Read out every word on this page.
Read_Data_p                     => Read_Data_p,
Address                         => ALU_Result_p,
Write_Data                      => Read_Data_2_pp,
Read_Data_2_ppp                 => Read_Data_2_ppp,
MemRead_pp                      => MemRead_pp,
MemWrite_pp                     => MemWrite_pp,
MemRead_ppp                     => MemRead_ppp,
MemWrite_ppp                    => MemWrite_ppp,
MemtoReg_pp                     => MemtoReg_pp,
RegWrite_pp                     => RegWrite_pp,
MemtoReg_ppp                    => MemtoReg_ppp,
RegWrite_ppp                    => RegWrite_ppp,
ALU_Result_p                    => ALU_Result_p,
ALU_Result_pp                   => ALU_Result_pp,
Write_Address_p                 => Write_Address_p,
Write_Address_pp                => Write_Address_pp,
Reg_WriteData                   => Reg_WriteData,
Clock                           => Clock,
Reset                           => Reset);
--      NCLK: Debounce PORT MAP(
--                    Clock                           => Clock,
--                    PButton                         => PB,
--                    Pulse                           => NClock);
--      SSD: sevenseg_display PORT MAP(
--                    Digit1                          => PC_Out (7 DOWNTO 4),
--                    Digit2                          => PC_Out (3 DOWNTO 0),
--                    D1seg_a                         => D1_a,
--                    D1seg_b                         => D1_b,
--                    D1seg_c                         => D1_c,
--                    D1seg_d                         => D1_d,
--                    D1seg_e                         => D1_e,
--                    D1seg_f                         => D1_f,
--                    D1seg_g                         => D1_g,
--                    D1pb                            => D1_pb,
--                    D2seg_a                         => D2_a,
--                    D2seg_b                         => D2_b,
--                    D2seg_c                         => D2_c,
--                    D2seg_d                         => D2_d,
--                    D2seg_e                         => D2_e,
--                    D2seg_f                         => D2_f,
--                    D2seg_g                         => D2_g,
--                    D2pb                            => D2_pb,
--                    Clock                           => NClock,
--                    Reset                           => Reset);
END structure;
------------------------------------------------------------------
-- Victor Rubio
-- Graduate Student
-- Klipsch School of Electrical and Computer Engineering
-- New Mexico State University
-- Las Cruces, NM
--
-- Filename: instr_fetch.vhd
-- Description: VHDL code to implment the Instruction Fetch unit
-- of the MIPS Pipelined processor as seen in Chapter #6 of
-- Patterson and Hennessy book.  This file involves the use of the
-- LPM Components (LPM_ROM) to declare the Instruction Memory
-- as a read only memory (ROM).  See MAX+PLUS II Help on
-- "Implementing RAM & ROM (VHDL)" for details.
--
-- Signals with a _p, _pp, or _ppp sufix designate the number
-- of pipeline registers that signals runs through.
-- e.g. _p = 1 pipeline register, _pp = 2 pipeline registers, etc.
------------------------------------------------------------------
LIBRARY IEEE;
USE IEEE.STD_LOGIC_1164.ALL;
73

┄┄┄┄┄┄┄┄┄┄┄┄┄┄┄┄┄┄┄┄

§ **Work to be completed**
Restate each of the entries above verbatim.

§ **Result**
Read out every word on this page.
Read_Data_p                     => Read_Data_p,
Address                         => ALU_Result_p,
Write_Data                      => Read_Data_2_pp,
Read_Data_2_ppp                 => Read_Data_2_ppp,
MemRead_pp                      => MemRead_pp,
MemWrite_pp                     => MemWrite_pp,
MemRead_ppp                     => MemRead_ppp,
MemWrite_ppp                    => MemWrite_ppp,
MemtoReg_pp                     => MemtoReg_pp,
RegWrite_pp                     => RegWrite_pp,
MemtoReg_ppp                    => MemtoReg_ppp,
RegWrite_ppp                    => RegWrite_ppp,
ALU_Result_p                    => ALU_Result_p,
ALU_Result_pp                   => ALU_Result_pp,
Write_Address_p                 => Write_Address_p,
Write_Address_pp                => Write_Address_pp,
Reg_WriteData                   => Reg_WriteData,
Clock                           => Clock,
Reset                           => Reset);
--      NCLK: Debounce PORT MAP(
--                    Clock                           => Clock,
--                    PButton                         => PB,
--                    Pulse                           => NClock);
--      SSD: sevenseg_display PORT MAP(
--                    Digit1                          => PC_Out (7 DOWNTO 4),
--                    Digit2                          => PC_Out (3 DOWNTO 0),
--                    D1seg_a                         => D1_a,
--                    D1seg_b                         => D1_b,
--                    D1seg_c                         => D1_c,
--                    D1seg_d                         => D1_d,
--                    D1seg_e                         => D1_e,
--                    D1seg_f                         => D1_f,
--                    D1seg_g                         => D1_g,
--                    D1pb                            => D1_pb,
--                    D2seg_a                         => D2_a,
--                    D2seg_b                         => D2_b,
--                    D2seg_c                         => D2_c,
--                    D2seg_d                         => D2_d,
--                    D2seg_e                         => D2_e,
--                    D2seg_f                         => D2_f,
--                    D2seg_g                         => D2_g,
--                    D2pb                            => D2_pb,
--                    Clock                           => NClock,
--                    Reset                           => Reset);
END structure;
------------------------------------------------------------------
-- Victor Rubio
-- Graduate Student
-- Klipsch School of Electrical and Computer Engineering
-- New Mexico State University
-- Las Cruces, NM
--
-- Filename: instr_fetch.vhd
-- Description: VHDL code to implment the Instruction Fetch unit
-- of the MIPS Pipelined processor as seen in Chapter #6 of
-- Patterson and Hennessy book.  This file involves the use of the
-- LPM Components (LPM_ROM) to declare the Instruction Memory
-- as a read only memory (ROM).  See MAX+PLUS II Help on
-- "Implementing RAM & ROM (VHDL)" for details.
--
-- Signals with a _p, _pp, or _ppp sufix designate the number
-- of pipeline registers that signals runs through.
-- e.g. _p = 1 pipeline register, _pp = 2 pipeline registers, etc.
------------------------------------------------------------------
LIBRARY IEEE;
USE IEEE.STD_LOGIC_1164.ALL;
73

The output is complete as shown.